* **What this task involves**
Go through the entries one line at a time, and gather every line that has the word "type".

* **Data shown**
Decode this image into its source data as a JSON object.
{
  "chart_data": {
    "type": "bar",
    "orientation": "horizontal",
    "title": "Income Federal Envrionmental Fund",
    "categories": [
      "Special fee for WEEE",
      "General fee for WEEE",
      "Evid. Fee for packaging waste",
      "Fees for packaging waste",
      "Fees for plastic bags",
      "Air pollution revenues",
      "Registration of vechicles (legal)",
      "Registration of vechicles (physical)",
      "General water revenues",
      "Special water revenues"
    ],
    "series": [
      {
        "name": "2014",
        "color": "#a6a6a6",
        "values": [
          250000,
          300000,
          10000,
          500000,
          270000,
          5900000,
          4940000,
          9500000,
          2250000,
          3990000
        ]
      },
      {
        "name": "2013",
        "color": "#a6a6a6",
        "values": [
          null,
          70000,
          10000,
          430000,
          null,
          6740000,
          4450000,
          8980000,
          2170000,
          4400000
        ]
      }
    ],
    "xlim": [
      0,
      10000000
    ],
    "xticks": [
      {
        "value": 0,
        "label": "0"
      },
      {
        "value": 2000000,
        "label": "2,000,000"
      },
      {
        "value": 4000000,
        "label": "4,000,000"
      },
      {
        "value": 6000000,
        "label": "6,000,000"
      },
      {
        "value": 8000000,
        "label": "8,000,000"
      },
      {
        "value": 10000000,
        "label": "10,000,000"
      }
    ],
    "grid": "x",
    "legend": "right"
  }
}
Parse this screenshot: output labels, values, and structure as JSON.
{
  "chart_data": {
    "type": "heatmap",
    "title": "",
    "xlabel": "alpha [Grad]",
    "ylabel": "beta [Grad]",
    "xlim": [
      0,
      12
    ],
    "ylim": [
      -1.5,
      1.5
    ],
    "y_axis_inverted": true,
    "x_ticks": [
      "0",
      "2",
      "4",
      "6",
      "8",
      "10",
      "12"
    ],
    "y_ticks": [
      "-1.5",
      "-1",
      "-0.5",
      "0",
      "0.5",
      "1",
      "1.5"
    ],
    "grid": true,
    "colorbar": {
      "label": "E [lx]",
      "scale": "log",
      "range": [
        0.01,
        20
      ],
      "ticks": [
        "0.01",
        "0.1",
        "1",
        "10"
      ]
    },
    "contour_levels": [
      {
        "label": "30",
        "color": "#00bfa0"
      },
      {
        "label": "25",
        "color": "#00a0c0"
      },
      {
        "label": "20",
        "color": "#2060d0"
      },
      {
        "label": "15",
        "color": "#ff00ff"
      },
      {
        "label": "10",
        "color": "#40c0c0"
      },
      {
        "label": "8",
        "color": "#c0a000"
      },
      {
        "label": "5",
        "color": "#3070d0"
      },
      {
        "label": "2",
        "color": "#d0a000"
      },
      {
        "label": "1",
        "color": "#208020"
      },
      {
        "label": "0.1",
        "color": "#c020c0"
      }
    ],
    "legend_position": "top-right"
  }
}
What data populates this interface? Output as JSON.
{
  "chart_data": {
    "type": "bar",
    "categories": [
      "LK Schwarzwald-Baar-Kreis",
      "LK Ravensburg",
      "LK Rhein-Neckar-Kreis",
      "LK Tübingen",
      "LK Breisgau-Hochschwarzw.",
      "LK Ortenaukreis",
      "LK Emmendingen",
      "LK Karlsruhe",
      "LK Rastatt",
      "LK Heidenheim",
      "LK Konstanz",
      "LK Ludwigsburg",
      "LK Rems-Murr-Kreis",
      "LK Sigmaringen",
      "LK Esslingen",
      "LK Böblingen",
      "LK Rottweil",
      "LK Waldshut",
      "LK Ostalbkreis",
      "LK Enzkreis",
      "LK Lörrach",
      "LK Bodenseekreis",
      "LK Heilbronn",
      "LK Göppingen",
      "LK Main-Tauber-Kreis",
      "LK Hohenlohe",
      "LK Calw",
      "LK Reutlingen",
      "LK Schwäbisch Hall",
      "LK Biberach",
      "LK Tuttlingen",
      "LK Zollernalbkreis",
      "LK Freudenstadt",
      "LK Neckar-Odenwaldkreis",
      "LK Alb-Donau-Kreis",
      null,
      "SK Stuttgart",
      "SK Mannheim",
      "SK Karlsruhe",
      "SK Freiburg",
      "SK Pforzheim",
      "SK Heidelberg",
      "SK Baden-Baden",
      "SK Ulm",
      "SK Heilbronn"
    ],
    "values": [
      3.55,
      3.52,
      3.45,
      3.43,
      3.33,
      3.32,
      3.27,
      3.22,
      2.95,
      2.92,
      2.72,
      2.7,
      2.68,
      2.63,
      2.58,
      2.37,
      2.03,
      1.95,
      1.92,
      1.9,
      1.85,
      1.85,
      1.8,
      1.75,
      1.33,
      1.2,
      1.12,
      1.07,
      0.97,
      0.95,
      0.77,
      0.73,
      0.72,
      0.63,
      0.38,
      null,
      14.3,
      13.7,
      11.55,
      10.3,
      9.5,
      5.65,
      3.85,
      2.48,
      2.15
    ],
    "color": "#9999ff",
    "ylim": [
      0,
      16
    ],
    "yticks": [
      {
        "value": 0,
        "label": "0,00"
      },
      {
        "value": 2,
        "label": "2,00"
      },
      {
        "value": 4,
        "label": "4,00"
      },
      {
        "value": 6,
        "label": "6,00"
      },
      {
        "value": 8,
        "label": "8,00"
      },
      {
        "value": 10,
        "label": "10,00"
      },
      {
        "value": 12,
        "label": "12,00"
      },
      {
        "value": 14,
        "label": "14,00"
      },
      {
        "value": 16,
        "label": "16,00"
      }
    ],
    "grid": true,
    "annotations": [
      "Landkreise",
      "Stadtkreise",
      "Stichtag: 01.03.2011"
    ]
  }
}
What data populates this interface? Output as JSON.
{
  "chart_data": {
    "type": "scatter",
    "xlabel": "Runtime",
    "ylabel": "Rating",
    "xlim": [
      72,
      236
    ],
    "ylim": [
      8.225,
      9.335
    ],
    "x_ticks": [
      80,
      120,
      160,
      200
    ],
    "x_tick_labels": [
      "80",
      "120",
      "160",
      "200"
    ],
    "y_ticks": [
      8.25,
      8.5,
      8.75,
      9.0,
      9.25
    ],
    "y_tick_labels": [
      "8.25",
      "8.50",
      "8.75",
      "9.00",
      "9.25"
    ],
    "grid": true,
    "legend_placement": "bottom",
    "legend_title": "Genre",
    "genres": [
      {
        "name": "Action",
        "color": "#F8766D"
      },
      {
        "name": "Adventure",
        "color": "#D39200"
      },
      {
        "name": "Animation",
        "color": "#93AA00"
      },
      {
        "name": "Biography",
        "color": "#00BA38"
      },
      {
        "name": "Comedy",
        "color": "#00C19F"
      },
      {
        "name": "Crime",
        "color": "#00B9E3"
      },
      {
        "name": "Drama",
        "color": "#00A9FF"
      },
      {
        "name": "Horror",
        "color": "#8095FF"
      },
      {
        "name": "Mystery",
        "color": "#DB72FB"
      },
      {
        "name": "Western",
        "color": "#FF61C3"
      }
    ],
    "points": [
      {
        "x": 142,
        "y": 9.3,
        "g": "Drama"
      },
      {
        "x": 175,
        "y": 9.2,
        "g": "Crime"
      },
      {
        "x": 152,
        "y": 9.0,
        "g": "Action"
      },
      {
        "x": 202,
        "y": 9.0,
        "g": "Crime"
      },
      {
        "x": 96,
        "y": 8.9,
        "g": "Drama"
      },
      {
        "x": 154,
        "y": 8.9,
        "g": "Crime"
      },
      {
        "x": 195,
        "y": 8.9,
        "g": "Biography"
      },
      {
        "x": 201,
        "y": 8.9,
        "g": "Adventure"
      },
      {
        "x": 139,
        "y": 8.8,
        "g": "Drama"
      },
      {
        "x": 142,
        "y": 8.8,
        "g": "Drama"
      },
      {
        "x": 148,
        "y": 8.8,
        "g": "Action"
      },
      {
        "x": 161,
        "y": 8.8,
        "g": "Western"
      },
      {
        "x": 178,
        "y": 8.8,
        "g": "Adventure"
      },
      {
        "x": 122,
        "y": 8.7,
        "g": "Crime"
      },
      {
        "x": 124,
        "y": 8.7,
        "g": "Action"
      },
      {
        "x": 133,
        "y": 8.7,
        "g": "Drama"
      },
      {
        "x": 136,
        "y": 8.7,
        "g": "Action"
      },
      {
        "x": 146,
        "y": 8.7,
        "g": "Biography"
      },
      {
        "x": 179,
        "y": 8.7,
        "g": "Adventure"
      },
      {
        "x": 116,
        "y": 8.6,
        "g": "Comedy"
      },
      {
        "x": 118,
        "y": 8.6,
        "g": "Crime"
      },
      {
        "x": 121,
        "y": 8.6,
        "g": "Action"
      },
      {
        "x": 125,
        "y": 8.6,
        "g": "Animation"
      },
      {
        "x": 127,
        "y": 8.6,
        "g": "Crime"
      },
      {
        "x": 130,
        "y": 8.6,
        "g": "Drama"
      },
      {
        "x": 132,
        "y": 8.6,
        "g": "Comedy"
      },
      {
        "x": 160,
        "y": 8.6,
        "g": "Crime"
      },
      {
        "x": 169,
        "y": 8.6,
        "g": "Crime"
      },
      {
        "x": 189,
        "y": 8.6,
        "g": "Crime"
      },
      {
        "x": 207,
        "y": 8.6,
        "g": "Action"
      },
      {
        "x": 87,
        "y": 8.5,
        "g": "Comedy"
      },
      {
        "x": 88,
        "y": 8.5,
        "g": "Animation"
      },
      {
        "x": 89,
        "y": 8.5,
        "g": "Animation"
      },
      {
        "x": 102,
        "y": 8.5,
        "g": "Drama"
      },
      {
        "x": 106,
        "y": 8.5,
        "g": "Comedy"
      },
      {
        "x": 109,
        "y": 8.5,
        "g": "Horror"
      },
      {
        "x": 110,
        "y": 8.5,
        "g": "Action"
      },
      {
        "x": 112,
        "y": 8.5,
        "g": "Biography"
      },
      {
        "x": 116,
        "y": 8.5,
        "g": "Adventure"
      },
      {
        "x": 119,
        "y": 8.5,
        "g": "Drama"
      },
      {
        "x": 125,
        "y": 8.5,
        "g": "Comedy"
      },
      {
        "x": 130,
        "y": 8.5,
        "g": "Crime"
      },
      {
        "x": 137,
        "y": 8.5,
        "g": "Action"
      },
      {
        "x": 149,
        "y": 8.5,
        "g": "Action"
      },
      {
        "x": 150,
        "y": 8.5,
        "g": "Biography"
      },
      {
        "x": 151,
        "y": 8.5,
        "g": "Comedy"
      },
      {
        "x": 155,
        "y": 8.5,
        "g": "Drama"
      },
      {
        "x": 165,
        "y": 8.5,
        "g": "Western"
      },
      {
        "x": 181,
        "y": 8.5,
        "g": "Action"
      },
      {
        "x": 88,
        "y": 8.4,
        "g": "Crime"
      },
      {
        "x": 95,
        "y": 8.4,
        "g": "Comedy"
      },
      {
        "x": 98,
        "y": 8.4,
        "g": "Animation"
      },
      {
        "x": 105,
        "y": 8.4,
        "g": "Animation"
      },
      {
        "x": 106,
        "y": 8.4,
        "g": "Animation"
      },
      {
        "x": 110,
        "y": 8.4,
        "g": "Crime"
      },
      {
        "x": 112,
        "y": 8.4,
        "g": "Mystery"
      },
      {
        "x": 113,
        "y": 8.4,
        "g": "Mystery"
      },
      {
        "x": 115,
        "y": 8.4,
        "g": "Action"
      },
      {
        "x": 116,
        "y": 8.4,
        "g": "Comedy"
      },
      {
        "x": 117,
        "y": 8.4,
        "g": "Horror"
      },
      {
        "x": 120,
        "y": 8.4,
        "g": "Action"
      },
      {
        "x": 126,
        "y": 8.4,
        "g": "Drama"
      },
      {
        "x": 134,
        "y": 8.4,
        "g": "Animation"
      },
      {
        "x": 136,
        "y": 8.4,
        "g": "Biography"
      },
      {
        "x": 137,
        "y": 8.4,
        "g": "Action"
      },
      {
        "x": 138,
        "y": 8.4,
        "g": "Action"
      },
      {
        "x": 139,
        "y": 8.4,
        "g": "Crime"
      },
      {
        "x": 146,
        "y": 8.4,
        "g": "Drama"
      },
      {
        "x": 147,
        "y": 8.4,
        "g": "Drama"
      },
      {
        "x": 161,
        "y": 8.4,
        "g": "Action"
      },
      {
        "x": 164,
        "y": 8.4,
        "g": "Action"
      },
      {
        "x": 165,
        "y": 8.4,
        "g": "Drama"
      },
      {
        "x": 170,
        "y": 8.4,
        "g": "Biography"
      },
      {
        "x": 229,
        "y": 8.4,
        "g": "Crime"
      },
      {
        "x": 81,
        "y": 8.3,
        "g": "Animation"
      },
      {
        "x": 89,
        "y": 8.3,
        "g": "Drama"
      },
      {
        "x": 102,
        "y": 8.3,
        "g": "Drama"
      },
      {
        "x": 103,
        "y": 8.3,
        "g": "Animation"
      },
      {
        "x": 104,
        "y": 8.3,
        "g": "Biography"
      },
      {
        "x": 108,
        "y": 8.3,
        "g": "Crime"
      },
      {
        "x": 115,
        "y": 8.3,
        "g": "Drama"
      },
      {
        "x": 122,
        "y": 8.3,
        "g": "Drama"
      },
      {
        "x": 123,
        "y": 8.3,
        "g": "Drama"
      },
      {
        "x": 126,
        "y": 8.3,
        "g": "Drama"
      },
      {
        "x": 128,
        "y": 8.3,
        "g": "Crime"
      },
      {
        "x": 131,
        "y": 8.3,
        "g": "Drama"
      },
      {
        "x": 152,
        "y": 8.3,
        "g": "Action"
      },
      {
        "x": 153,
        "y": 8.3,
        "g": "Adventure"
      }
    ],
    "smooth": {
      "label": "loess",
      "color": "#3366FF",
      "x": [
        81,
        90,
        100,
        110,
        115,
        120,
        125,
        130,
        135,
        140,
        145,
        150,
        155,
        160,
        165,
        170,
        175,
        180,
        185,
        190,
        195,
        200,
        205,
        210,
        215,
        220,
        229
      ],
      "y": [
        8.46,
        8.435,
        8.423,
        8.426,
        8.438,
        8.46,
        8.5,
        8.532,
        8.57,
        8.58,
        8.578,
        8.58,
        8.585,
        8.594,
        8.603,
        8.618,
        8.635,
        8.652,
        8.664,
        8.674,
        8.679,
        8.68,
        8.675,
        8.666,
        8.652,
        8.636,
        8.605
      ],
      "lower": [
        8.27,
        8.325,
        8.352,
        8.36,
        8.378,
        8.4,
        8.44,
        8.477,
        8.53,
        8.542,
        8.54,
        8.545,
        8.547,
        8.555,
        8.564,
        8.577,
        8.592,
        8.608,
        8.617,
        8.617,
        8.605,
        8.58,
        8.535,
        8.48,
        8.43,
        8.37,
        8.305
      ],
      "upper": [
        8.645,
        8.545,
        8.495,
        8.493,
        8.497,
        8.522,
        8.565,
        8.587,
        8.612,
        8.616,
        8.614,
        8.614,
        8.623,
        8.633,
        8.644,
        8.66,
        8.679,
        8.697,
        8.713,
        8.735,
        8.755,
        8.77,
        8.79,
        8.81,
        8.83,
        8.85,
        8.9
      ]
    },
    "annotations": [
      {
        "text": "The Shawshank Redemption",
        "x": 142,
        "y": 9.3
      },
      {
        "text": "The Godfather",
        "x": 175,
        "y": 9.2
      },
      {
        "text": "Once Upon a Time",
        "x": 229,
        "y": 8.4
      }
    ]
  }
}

* **Reply to the task**
    "type": "bar",
    "type": "heatmap",
    "type": "bar",
    "type": "scatter",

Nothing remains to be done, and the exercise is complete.